**WHAT THE TASK REQUIRES:**
Give only the number of lines in the listing below where the string "type" occurs.

**INFORMATION GIVEN:**
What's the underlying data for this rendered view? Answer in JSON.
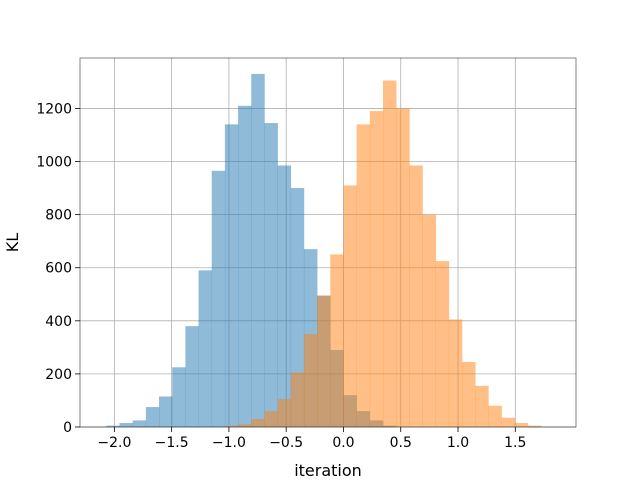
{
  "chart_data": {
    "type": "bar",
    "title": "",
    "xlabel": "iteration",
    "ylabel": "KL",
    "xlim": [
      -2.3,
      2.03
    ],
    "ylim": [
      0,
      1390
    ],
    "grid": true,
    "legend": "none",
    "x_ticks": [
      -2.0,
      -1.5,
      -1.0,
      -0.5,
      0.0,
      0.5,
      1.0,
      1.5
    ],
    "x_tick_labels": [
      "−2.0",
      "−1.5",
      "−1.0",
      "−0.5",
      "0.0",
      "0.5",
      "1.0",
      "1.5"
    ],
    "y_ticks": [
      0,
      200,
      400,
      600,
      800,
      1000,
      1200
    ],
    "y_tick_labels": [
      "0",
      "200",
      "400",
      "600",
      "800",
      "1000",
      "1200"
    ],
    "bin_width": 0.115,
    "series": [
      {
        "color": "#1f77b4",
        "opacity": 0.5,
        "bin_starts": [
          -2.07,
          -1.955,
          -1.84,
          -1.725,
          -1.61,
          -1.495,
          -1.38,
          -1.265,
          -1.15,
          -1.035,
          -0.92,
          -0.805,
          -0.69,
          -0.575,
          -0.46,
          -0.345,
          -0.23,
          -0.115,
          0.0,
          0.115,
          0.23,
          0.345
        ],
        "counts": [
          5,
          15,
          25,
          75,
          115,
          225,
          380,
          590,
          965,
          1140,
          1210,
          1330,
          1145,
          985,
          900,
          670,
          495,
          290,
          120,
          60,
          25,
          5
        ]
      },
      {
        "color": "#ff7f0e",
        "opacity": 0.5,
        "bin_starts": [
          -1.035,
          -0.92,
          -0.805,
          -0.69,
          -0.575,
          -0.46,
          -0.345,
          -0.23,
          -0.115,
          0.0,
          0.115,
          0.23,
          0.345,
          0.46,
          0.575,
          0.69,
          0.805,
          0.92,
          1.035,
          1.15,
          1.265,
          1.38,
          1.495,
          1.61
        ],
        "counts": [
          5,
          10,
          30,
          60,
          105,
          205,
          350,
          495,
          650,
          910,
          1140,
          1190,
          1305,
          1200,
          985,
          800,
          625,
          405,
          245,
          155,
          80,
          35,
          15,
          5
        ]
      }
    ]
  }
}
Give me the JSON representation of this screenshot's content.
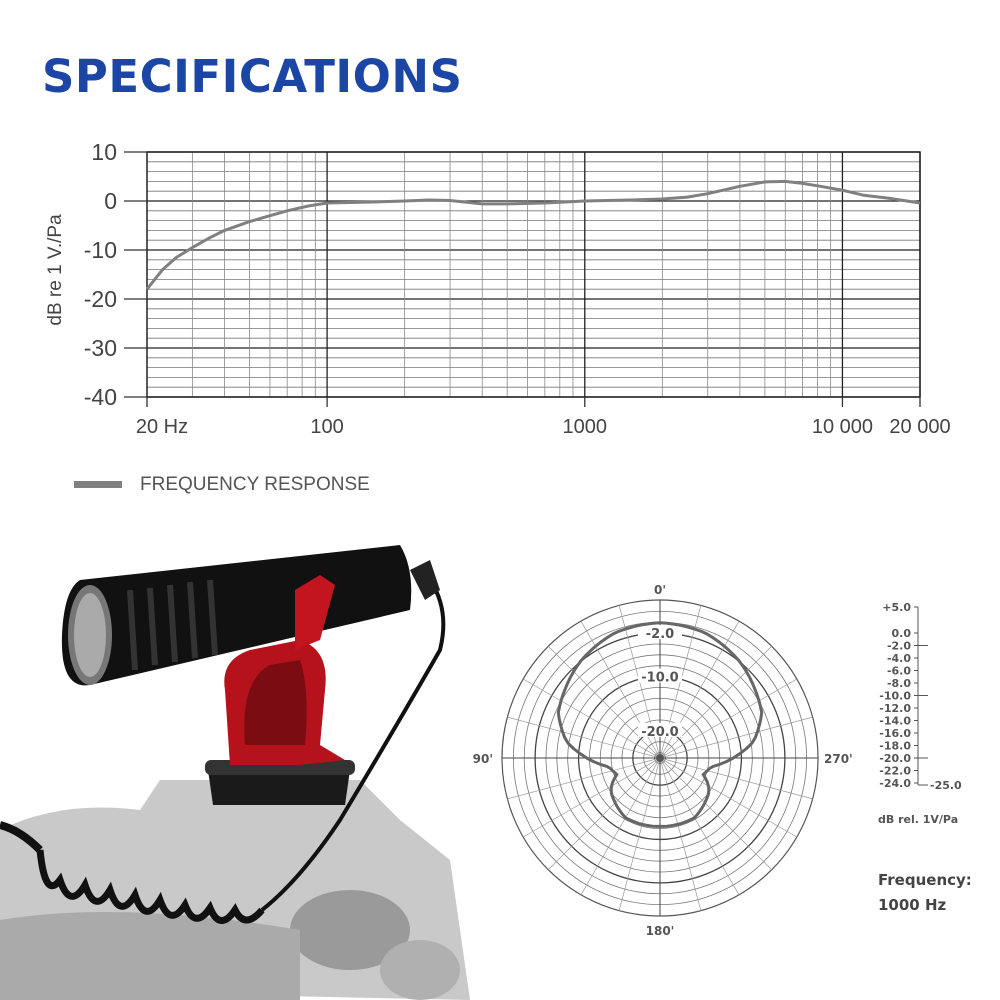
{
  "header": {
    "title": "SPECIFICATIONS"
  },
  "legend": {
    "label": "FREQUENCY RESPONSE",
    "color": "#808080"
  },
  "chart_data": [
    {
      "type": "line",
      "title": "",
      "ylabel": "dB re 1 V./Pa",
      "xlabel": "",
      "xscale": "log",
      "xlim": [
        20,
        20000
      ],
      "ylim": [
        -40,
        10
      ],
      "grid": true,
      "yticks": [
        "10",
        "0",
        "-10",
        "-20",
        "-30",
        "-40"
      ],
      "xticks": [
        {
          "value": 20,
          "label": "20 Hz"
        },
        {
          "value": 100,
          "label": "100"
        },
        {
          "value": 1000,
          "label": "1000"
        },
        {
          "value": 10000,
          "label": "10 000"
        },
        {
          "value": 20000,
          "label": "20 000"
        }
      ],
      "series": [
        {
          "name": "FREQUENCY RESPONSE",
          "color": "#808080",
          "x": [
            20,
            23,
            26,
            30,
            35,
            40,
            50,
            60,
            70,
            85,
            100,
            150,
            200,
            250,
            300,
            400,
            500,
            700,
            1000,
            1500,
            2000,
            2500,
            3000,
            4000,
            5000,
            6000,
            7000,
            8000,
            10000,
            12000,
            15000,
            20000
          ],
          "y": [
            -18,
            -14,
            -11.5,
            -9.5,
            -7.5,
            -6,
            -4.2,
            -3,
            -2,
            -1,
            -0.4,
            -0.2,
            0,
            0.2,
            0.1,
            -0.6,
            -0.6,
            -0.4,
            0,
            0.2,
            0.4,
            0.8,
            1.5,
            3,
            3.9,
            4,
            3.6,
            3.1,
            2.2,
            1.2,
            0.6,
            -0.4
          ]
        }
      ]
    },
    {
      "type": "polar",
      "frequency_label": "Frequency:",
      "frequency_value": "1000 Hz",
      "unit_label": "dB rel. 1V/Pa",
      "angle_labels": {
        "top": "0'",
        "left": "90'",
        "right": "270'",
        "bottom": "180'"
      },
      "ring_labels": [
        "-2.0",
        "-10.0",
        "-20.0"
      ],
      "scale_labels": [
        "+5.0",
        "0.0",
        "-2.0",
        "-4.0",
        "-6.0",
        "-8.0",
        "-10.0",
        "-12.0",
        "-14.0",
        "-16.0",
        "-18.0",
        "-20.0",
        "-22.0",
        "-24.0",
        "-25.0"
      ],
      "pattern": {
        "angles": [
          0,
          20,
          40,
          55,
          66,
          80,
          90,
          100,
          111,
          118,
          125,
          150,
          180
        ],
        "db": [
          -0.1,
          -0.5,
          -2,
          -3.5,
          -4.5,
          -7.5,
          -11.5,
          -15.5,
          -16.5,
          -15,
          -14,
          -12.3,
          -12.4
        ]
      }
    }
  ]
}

...

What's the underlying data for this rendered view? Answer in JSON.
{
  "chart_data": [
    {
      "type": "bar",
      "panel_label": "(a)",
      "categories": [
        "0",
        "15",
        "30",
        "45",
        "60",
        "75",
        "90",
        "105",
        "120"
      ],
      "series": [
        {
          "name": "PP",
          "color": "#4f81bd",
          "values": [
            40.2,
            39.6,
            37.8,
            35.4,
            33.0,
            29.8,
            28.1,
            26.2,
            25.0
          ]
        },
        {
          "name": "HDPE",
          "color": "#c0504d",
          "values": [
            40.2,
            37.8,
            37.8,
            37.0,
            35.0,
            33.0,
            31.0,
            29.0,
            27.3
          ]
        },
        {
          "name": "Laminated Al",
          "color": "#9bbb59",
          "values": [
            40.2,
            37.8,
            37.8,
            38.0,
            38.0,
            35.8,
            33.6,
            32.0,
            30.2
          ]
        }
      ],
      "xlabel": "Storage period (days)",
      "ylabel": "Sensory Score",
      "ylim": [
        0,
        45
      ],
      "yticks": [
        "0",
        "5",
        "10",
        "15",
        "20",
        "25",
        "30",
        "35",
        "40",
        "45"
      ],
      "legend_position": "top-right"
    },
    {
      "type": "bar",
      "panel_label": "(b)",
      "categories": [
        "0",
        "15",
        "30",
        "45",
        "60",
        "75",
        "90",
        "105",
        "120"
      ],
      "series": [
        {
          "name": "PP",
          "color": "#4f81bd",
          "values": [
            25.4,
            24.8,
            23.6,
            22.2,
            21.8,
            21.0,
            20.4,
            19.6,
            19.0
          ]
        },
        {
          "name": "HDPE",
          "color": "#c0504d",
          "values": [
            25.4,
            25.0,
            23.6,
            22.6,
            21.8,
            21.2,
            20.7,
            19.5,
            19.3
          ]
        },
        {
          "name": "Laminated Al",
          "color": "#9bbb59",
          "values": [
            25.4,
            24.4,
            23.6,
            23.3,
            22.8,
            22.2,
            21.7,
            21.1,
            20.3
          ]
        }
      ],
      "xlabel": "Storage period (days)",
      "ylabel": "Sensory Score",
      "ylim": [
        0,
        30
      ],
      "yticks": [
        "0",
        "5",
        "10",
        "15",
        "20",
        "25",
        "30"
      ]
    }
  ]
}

...

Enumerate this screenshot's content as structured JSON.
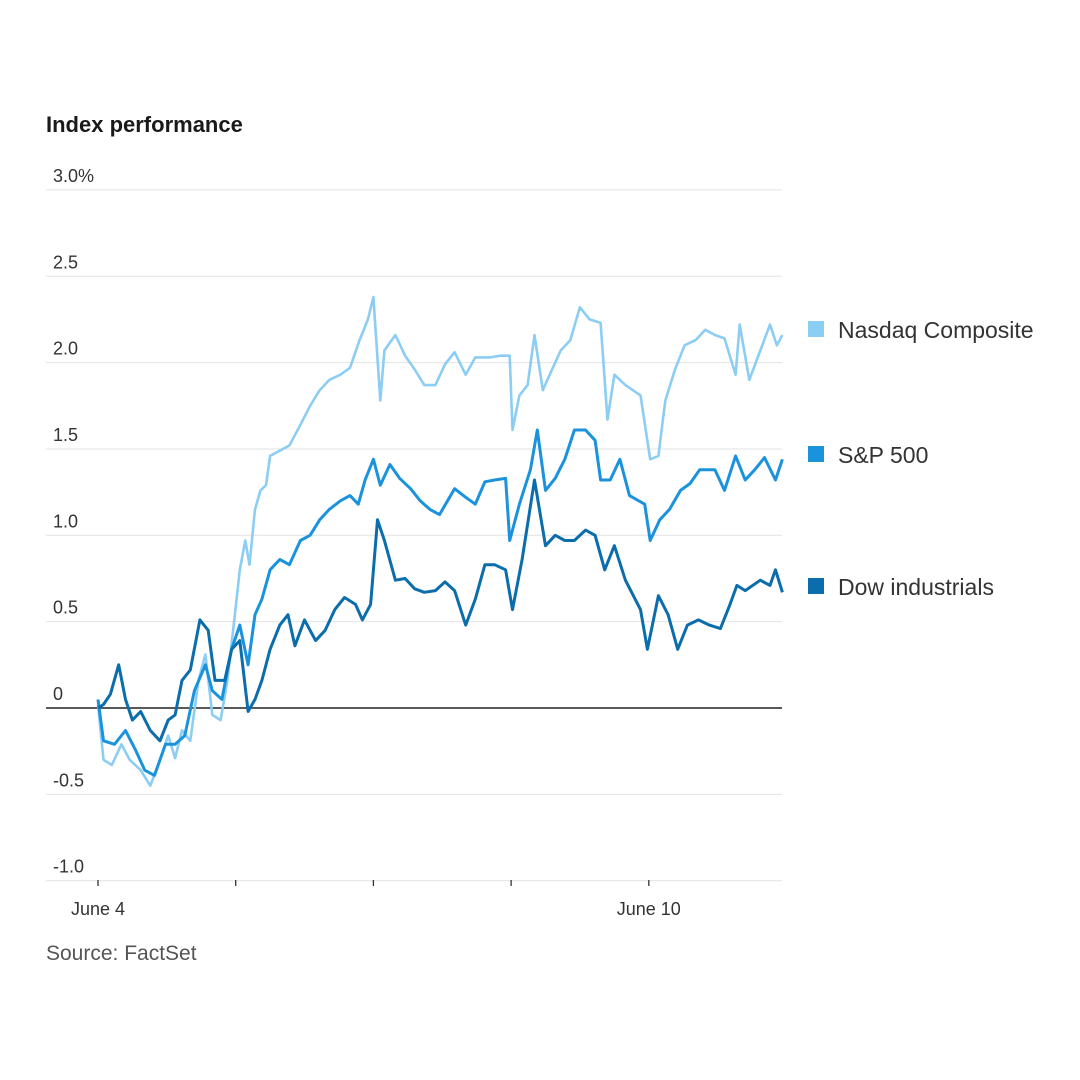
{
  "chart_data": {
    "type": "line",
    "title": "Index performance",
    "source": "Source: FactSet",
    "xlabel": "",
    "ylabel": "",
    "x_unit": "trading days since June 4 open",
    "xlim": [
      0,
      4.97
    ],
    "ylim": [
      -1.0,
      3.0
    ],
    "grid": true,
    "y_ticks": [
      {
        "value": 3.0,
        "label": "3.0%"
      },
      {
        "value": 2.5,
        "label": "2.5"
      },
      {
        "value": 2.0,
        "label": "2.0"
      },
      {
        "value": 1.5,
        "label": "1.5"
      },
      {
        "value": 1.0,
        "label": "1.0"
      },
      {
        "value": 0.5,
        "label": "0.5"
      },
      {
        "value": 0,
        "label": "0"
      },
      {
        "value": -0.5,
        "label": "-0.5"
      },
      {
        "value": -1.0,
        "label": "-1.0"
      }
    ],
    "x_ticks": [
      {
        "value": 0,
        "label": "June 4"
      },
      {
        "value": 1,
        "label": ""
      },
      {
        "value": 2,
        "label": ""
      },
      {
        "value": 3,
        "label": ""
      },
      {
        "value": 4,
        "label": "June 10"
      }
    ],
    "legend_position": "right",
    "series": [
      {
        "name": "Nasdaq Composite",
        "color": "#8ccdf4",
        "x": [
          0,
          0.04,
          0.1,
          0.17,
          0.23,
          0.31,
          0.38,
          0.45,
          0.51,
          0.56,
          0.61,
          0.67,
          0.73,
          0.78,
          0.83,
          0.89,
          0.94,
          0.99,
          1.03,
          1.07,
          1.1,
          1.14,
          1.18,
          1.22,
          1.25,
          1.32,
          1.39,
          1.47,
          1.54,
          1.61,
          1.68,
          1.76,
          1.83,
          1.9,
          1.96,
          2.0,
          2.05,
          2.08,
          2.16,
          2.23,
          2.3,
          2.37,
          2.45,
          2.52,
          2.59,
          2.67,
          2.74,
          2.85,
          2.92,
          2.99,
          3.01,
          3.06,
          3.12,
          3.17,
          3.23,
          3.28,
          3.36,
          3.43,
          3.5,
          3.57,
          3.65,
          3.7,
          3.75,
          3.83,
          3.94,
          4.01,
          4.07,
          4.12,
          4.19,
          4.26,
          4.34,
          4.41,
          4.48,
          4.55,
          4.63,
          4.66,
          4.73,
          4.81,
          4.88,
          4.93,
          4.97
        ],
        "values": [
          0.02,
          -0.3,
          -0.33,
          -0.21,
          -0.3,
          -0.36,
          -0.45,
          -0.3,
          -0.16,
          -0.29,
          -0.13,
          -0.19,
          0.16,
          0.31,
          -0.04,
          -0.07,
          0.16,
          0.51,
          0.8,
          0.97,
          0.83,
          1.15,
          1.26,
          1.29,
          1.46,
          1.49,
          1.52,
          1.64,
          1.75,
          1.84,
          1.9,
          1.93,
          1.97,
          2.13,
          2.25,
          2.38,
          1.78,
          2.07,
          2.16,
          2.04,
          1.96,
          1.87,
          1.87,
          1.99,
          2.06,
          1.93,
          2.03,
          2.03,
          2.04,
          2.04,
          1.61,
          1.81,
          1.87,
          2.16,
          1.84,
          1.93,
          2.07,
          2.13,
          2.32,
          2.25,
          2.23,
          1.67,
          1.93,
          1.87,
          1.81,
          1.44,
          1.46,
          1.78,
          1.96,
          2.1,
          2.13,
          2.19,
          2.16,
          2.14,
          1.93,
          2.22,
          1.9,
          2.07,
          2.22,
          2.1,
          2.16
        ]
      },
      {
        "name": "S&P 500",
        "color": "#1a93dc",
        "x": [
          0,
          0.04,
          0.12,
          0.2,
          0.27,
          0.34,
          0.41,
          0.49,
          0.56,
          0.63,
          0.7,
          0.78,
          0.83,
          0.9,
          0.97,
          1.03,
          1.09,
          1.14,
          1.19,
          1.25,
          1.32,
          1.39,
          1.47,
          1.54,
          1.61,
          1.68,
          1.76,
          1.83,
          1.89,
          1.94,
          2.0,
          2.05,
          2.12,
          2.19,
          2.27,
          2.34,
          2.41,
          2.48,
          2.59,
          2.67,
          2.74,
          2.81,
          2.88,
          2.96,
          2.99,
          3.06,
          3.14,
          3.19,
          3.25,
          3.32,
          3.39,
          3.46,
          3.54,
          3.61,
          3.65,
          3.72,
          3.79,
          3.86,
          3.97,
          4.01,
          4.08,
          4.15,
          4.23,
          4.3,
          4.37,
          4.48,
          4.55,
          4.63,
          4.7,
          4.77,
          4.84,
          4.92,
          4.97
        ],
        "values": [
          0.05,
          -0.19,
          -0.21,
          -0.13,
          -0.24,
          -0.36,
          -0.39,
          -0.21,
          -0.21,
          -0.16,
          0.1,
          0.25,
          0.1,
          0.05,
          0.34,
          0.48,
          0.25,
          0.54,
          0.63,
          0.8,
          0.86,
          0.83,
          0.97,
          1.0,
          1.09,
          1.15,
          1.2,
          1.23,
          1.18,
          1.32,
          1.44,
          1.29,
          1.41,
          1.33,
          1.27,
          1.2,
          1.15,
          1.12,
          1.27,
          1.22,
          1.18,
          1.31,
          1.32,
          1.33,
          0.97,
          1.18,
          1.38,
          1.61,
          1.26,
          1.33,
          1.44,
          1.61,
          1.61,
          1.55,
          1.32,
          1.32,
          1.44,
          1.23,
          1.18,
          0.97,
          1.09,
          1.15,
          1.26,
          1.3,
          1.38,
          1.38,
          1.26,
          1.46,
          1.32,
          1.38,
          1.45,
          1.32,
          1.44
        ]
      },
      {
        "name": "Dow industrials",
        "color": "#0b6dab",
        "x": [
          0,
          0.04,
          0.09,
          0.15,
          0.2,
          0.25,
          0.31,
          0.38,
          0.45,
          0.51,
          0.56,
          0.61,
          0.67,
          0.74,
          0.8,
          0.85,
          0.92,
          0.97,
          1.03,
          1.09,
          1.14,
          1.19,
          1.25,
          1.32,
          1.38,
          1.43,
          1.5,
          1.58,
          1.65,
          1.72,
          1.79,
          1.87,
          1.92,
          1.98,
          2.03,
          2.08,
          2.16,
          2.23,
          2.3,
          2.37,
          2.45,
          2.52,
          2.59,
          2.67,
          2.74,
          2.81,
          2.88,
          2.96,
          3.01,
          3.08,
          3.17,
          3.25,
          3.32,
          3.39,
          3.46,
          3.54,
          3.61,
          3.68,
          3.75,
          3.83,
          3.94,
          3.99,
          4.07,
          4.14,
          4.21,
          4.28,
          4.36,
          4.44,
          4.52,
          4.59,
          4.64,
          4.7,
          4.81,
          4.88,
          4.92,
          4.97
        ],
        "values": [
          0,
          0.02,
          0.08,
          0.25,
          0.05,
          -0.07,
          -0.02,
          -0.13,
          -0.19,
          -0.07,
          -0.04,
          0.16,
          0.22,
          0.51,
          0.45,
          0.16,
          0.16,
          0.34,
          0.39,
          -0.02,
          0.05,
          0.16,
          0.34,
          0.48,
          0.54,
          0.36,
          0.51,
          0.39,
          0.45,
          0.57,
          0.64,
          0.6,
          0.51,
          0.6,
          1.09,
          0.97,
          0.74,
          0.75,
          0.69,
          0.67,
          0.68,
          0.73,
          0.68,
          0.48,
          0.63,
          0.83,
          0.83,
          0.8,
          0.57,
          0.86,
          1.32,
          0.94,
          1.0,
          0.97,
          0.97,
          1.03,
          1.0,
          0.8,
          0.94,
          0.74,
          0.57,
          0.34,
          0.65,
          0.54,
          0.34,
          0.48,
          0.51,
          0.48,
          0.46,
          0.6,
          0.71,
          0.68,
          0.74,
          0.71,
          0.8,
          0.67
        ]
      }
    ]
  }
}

**TASK OUTPUT:**
6